* _DO THIS_
The records that follow must be reproduced in full, exactly as written.

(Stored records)
-=-=-=-=-

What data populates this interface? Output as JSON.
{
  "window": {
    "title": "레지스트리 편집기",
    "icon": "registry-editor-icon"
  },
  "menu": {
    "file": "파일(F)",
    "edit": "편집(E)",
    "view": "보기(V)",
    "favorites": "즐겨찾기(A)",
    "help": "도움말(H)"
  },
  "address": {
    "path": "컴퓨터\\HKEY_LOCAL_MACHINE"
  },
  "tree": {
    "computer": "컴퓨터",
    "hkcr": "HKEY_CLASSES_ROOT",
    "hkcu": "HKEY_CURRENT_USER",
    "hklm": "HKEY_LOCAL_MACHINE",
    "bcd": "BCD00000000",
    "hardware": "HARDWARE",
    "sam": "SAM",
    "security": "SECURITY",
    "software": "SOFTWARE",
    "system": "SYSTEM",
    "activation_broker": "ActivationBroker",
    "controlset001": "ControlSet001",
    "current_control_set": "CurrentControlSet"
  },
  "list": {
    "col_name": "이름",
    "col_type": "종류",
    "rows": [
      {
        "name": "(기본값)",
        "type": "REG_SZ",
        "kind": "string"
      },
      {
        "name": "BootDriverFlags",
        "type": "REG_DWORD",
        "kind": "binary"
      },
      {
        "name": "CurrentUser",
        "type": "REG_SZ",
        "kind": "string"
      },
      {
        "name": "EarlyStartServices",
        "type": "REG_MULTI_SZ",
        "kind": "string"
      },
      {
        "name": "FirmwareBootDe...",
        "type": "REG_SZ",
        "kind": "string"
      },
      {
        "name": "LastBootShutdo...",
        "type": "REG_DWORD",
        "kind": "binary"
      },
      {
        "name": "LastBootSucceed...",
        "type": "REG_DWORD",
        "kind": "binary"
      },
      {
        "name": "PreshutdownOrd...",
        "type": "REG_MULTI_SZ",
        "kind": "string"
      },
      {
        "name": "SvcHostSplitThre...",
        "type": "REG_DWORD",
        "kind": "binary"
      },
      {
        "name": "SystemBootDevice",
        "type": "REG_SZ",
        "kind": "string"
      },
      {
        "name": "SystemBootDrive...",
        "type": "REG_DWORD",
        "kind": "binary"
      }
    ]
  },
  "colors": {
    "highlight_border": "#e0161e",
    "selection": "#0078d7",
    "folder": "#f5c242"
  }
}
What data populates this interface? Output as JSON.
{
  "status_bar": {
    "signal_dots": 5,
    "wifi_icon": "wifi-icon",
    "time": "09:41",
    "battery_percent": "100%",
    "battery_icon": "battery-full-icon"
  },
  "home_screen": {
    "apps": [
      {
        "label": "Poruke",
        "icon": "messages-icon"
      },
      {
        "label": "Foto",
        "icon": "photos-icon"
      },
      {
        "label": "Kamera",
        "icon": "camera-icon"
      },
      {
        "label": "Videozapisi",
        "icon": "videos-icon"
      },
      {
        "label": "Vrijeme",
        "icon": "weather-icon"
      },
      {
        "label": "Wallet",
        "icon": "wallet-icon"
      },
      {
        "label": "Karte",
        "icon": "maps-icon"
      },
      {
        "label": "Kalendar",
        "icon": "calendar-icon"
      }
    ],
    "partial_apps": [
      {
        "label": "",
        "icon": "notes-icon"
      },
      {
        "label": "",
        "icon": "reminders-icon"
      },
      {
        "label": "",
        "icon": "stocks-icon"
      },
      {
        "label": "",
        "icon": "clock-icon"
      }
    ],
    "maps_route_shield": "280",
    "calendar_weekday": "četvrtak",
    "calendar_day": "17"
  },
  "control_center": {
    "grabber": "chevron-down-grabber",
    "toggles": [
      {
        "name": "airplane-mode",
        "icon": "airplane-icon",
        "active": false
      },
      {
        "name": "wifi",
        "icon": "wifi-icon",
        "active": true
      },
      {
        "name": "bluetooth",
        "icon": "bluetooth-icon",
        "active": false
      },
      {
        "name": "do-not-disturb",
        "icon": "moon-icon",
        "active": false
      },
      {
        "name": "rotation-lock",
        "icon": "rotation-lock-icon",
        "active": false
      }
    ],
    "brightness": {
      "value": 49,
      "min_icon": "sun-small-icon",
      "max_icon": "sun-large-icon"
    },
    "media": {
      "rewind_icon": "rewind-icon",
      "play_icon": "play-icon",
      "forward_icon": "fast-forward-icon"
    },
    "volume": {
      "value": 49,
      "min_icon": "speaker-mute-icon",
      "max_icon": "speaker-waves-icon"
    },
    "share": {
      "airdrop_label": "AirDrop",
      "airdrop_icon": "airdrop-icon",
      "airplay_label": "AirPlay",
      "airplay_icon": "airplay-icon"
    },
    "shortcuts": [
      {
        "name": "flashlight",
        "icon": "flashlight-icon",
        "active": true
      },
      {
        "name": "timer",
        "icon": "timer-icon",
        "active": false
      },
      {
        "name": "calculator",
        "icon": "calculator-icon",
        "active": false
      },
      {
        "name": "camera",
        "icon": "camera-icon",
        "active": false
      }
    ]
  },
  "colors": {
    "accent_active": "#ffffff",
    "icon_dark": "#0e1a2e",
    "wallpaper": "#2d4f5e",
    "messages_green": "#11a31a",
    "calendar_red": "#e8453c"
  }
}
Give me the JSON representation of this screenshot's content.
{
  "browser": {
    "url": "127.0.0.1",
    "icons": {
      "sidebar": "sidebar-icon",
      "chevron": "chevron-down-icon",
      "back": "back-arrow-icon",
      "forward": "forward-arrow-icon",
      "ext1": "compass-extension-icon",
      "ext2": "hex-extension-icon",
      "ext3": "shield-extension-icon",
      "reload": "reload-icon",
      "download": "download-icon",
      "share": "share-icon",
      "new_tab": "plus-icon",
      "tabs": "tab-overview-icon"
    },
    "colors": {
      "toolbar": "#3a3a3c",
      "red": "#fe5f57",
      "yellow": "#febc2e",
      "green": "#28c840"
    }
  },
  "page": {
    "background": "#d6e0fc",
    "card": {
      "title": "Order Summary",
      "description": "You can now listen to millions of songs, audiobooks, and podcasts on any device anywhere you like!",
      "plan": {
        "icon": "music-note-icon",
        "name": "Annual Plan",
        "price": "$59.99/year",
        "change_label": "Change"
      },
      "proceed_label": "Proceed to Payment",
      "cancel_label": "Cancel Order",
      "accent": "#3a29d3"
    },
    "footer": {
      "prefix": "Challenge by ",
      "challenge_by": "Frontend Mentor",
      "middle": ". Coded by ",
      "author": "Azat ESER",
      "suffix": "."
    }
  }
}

-=-=-=-=-

* _SOLUTION FOR THIS PROBLEM_
What data populates this interface? Output as JSON.
{
  "window": {
    "title": "레지스트리 편집기",
    "icon": "registry-editor-icon"
  },
  "menu": {
    "file": "파일(F)",
    "edit": "편집(E)",
    "view": "보기(V)",
    "favorites": "즐겨찾기(A)",
    "help": "도움말(H)"
  },
  "address": {
    "path": "컴퓨터\\HKEY_LOCAL_MACHINE"
  },
  "tree": {
    "computer": "컴퓨터",
    "hkcr": "HKEY_CLASSES_ROOT",
    "hkcu": "HKEY_CURRENT_USER",
    "hklm": "HKEY_LOCAL_MACHINE",
    "bcd": "BCD00000000",
    "hardware": "HARDWARE",
    "sam": "SAM",
    "security": "SECURITY",
    "software": "SOFTWARE",
    "system": "SYSTEM",
    "activation_broker": "ActivationBroker",
    "controlset001": "ControlSet001",
    "current_control_set": "CurrentControlSet"
  },
  "list": {
    "col_name": "이름",
    "col_type": "종류",
    "rows": [
      {
        "name": "(기본값)",
        "type": "REG_SZ",
        "kind": "string"
      },
      {
        "name": "BootDriverFlags",
        "type": "REG_DWORD",
        "kind": "binary"
      },
      {
        "name": "CurrentUser",
        "type": "REG_SZ",
        "kind": "string"
      },
      {
        "name": "EarlyStartServices",
        "type": "REG_MULTI_SZ",
        "kind": "string"
      },
      {
        "name": "FirmwareBootDe...",
        "type": "REG_SZ",
        "kind": "string"
      },
      {
        "name": "LastBootShutdo...",
        "type": "REG_DWORD",
        "kind": "binary"
      },
      {
        "name": "LastBootSucceed...",
        "type": "REG_DWORD",
        "kind": "binary"
      },
      {
        "name": "PreshutdownOrd...",
        "type": "REG_MULTI_SZ",
        "kind": "string"
      },
      {
        "name": "SvcHostSplitThre...",
        "type": "REG_DWORD",
        "kind": "binary"
      },
      {
        "name": "SystemBootDevice",
        "type": "REG_SZ",
        "kind": "string"
      },
      {
        "name": "SystemBootDrive...",
        "type": "REG_DWORD",
        "kind": "binary"
      }
    ]
  },
  "colors": {
    "highlight_border": "#e0161e",
    "selection": "#0078d7",
    "folder": "#f5c242"
  }
}
What data populates this interface? Output as JSON.
{
  "status_bar": {
    "signal_dots": 5,
    "wifi_icon": "wifi-icon",
    "time": "09:41",
    "battery_percent": "100%",
    "battery_icon": "battery-full-icon"
  },
  "home_screen": {
    "apps": [
      {
        "label": "Poruke",
        "icon": "messages-icon"
      },
      {
        "label": "Foto",
        "icon": "photos-icon"
      },
      {
        "label": "Kamera",
        "icon": "camera-icon"
      },
      {
        "label": "Videozapisi",
        "icon": "videos-icon"
      },
      {
        "label": "Vrijeme",
        "icon": "weather-icon"
      },
      {
        "label": "Wallet",
        "icon": "wallet-icon"
      },
      {
        "label": "Karte",
        "icon": "maps-icon"
      },
      {
        "label": "Kalendar",
        "icon": "calendar-icon"
      }
    ],
    "partial_apps": [
      {
        "label": "",
        "icon": "notes-icon"
      },
      {
        "label": "",
        "icon": "reminders-icon"
      },
      {
        "label": "",
        "icon": "stocks-icon"
      },
      {
        "label": "",
        "icon": "clock-icon"
      }
    ],
    "maps_route_shield": "280",
    "calendar_weekday": "četvrtak",
    "calendar_day": "17"
  },
  "control_center": {
    "grabber": "chevron-down-grabber",
    "toggles": [
      {
        "name": "airplane-mode",
        "icon": "airplane-icon",
        "active": false
      },
      {
        "name": "wifi",
        "icon": "wifi-icon",
        "active": true
      },
      {
        "name": "bluetooth",
        "icon": "bluetooth-icon",
        "active": false
      },
      {
        "name": "do-not-disturb",
        "icon": "moon-icon",
        "active": false
      },
      {
        "name": "rotation-lock",
        "icon": "rotation-lock-icon",
        "active": false
      }
    ],
    "brightness": {
      "value": 49,
      "min_icon": "sun-small-icon",
      "max_icon": "sun-large-icon"
    },
    "media": {
      "rewind_icon": "rewind-icon",
      "play_icon": "play-icon",
      "forward_icon": "fast-forward-icon"
    },
    "volume": {
      "value": 49,
      "min_icon": "speaker-mute-icon",
      "max_icon": "speaker-waves-icon"
    },
    "share": {
      "airdrop_label": "AirDrop",
      "airdrop_icon": "airdrop-icon",
      "airplay_label": "AirPlay",
      "airplay_icon": "airplay-icon"
    },
    "shortcuts": [
      {
        "name": "flashlight",
        "icon": "flashlight-icon",
        "active": true
      },
      {
        "name": "timer",
        "icon": "timer-icon",
        "active": false
      },
      {
        "name": "calculator",
        "icon": "calculator-icon",
        "active": false
      },
      {
        "name": "camera",
        "icon": "camera-icon",
        "active": false
      }
    ]
  },
  "colors": {
    "accent_active": "#ffffff",
    "icon_dark": "#0e1a2e",
    "wallpaper": "#2d4f5e",
    "messages_green": "#11a31a",
    "calendar_red": "#e8453c"
  }
}
Give me the JSON representation of this screenshot's content.
{
  "browser": {
    "url": "127.0.0.1",
    "icons": {
      "sidebar": "sidebar-icon",
      "chevron": "chevron-down-icon",
      "back": "back-arrow-icon",
      "forward": "forward-arrow-icon",
      "ext1": "compass-extension-icon",
      "ext2": "hex-extension-icon",
      "ext3": "shield-extension-icon",
      "reload": "reload-icon",
      "download": "download-icon",
      "share": "share-icon",
      "new_tab": "plus-icon",
      "tabs": "tab-overview-icon"
    },
    "colors": {
      "toolbar": "#3a3a3c",
      "red": "#fe5f57",
      "yellow": "#febc2e",
      "green": "#28c840"
    }
  },
  "page": {
    "background": "#d6e0fc",
    "card": {
      "title": "Order Summary",
      "description": "You can now listen to millions of songs, audiobooks, and podcasts on any device anywhere you like!",
      "plan": {
        "icon": "music-note-icon",
        "name": "Annual Plan",
        "price": "$59.99/year",
        "change_label": "Change"
      },
      "proceed_label": "Proceed to Payment",
      "cancel_label": "Cancel Order",
      "accent": "#3a29d3"
    },
    "footer": {
      "prefix": "Challenge by ",
      "challenge_by": "Frontend Mentor",
      "middle": ". Coded by ",
      "author": "Azat ESER",
      "suffix": "."
    }
  }
}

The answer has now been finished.